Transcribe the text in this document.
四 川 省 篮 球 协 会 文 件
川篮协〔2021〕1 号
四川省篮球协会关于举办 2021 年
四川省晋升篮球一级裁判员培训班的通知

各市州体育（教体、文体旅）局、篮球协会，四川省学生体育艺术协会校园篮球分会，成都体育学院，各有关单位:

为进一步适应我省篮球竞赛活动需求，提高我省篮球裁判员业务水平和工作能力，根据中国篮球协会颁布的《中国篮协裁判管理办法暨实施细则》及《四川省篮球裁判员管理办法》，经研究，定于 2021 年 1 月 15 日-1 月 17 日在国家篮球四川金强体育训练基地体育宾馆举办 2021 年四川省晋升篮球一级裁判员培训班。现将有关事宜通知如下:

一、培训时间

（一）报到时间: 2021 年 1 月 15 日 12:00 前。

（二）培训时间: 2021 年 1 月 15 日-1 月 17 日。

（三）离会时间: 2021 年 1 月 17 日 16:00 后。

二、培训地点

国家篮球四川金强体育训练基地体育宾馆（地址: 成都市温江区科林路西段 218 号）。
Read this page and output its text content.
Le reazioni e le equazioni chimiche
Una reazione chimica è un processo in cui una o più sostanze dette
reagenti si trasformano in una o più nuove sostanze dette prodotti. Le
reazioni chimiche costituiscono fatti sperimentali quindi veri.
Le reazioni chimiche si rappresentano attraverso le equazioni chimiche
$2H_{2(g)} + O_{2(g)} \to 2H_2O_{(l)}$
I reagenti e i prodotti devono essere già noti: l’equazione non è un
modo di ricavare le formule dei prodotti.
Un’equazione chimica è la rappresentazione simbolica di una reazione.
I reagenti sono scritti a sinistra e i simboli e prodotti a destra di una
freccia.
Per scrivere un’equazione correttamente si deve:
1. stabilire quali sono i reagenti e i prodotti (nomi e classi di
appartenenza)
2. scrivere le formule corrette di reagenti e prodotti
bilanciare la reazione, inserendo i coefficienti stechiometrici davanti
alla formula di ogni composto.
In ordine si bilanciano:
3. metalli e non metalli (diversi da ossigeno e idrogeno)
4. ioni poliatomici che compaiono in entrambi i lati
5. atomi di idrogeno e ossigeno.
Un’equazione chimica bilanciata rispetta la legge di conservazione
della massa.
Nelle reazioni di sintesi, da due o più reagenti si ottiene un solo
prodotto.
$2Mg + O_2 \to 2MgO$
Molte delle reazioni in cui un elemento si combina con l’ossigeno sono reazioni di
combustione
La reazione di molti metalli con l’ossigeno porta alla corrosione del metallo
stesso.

━━━━━━

[PROMPT]
Wherever a line in the data above holds "equazioni", copy that line.

[RESULT OF THE EXERCISE]
Le reazioni e le equazioni chimiche
Le reazioni chimiche si rappresentano attraverso le equazioni chimiche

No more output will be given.